Work instructions — Go through the lines below. Copy those with "Trajectories".

(Extracted data entries)
☆ ☆ ☆ ☆ ☆ ☆ ☆
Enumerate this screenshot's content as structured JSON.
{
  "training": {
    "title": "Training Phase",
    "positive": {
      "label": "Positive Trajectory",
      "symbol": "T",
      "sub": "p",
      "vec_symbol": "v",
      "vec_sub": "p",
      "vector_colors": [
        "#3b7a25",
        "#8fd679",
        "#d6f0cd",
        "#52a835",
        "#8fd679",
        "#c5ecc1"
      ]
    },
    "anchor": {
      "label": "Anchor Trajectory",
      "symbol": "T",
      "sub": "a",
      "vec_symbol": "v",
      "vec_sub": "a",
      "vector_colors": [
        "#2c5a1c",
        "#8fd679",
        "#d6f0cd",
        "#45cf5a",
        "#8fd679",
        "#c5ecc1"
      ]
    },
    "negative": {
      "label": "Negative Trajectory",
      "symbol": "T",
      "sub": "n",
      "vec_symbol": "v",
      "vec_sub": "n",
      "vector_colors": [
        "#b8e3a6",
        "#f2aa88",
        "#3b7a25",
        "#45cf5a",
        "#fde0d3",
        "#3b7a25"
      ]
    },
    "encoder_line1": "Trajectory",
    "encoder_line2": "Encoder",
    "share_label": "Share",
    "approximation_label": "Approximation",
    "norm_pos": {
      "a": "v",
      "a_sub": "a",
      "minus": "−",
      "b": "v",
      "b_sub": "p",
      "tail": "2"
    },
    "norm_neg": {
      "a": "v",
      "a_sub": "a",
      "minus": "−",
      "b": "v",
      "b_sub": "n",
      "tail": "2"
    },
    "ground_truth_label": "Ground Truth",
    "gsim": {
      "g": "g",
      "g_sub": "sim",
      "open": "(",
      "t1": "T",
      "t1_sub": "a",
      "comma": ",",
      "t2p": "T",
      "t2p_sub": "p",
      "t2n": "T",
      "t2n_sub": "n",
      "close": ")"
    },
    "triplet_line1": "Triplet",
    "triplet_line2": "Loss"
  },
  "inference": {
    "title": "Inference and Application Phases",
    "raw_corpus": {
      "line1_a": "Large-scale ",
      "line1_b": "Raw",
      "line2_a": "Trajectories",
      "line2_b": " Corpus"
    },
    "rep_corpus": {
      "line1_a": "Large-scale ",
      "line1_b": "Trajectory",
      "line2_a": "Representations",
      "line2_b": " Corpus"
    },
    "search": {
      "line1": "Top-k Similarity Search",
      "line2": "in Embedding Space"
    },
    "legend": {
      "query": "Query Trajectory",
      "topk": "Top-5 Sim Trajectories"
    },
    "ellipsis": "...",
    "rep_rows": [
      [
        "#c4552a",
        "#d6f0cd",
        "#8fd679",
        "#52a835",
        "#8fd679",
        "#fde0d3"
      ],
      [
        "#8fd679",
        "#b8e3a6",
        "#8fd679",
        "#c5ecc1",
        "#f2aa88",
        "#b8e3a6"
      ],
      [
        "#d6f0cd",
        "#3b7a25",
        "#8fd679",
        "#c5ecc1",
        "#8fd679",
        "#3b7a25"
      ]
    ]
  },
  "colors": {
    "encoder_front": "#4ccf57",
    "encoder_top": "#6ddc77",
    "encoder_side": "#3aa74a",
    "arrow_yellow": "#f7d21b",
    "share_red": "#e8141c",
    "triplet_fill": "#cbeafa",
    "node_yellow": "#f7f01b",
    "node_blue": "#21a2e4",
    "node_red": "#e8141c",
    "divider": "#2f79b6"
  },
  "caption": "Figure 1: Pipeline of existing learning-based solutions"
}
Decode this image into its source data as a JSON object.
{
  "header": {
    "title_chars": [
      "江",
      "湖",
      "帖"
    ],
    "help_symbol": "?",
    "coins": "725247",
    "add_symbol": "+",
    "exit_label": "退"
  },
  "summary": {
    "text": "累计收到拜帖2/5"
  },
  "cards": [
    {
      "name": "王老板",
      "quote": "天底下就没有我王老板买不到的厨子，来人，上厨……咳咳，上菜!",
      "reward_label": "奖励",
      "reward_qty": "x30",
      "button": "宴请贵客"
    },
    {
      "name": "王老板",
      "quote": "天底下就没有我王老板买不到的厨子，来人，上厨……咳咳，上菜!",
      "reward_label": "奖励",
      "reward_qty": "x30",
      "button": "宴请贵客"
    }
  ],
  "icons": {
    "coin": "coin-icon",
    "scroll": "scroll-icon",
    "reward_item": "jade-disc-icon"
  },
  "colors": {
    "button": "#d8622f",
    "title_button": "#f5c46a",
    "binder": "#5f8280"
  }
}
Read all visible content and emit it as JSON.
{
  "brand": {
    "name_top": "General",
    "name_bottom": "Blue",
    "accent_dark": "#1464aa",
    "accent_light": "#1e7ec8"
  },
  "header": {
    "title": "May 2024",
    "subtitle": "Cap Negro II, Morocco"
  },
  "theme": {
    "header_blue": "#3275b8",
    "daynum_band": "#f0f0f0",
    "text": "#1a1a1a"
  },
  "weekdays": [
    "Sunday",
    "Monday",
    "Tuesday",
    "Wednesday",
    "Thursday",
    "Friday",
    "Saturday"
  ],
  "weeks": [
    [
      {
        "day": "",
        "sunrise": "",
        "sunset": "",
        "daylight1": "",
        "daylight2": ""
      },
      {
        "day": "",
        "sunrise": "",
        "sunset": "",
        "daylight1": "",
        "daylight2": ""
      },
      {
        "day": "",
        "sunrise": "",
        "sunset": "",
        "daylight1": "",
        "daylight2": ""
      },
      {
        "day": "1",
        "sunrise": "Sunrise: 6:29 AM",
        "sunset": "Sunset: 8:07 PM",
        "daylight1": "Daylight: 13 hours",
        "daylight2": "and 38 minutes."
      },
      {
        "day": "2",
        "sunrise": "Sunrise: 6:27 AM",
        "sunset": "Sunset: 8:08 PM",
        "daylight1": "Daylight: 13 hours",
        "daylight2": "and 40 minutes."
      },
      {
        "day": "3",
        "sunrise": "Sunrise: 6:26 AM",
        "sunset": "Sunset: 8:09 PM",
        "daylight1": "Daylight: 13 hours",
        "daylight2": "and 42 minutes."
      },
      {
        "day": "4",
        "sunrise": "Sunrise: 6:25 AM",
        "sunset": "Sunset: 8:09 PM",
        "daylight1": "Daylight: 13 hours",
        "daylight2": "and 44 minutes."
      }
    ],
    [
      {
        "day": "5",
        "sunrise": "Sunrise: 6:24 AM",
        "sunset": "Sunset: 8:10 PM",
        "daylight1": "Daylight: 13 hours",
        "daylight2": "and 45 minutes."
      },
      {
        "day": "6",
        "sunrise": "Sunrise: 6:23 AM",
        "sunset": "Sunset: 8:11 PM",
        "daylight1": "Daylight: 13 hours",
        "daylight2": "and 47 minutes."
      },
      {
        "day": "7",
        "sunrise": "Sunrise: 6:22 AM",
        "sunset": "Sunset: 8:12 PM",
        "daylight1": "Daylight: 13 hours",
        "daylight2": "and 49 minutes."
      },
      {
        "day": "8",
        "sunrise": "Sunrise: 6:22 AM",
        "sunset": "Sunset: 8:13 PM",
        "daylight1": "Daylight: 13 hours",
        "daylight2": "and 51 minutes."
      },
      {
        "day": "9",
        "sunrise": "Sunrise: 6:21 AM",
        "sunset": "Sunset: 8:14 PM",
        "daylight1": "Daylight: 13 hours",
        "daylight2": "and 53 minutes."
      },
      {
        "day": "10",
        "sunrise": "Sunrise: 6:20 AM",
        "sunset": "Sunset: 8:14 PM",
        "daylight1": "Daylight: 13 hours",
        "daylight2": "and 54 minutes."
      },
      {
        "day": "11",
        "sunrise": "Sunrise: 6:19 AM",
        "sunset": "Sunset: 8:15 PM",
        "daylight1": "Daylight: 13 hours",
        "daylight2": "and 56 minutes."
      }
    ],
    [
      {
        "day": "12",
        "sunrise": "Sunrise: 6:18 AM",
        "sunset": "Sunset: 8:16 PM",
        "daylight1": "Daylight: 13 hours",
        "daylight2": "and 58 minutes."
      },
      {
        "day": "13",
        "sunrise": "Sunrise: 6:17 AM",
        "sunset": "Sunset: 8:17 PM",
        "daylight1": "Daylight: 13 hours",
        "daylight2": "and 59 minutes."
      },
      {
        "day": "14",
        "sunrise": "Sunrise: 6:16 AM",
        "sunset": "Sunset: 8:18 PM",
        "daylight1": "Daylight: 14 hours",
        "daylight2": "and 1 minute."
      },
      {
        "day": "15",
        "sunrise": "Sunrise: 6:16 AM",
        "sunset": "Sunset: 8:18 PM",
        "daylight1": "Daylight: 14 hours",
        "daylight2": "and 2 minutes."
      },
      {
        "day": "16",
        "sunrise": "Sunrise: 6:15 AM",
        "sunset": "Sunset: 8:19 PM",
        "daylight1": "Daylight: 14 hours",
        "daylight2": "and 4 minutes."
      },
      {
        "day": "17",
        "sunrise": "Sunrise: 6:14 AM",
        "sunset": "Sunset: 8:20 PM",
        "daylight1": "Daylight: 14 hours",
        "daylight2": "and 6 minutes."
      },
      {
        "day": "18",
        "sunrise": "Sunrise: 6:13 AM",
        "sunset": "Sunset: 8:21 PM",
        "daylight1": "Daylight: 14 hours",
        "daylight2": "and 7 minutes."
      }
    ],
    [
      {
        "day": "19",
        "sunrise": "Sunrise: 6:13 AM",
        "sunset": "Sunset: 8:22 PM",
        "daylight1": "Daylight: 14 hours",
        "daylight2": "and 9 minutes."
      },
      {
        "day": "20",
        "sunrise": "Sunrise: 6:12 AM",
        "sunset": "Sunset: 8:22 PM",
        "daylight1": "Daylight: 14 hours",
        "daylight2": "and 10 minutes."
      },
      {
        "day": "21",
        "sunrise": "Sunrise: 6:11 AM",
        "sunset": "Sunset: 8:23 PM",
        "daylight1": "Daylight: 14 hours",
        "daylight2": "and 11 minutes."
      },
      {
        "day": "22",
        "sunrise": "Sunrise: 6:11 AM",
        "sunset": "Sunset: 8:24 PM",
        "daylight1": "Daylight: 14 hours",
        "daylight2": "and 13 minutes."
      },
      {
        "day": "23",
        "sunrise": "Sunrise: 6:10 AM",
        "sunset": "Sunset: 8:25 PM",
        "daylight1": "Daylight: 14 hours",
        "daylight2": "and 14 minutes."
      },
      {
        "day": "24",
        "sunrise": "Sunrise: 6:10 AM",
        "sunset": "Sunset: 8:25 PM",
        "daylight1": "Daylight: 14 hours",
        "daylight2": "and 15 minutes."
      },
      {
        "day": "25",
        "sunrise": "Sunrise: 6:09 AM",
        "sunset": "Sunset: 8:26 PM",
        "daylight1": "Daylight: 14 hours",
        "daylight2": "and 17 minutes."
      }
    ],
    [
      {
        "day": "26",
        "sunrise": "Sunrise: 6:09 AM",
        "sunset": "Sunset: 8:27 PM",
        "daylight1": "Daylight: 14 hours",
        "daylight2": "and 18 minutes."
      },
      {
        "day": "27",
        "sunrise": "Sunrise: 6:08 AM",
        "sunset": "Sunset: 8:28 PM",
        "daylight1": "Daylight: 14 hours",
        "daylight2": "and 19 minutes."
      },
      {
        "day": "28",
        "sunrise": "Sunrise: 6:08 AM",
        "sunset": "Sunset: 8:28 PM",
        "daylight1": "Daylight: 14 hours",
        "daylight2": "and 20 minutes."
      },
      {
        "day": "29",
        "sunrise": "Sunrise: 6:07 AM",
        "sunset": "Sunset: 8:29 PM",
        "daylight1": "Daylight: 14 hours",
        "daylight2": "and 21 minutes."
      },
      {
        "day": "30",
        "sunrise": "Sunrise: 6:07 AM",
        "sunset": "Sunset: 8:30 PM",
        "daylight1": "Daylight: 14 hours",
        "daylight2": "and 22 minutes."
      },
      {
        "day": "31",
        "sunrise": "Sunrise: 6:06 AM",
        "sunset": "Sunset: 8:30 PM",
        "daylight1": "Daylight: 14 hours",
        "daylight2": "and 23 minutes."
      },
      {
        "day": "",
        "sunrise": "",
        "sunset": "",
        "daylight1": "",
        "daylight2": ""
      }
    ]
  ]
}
☆ ☆ ☆ ☆ ☆ ☆ ☆
Task result —
      "line2_a": "Trajectories",
      "topk": "Top-5 Sim Trajectories"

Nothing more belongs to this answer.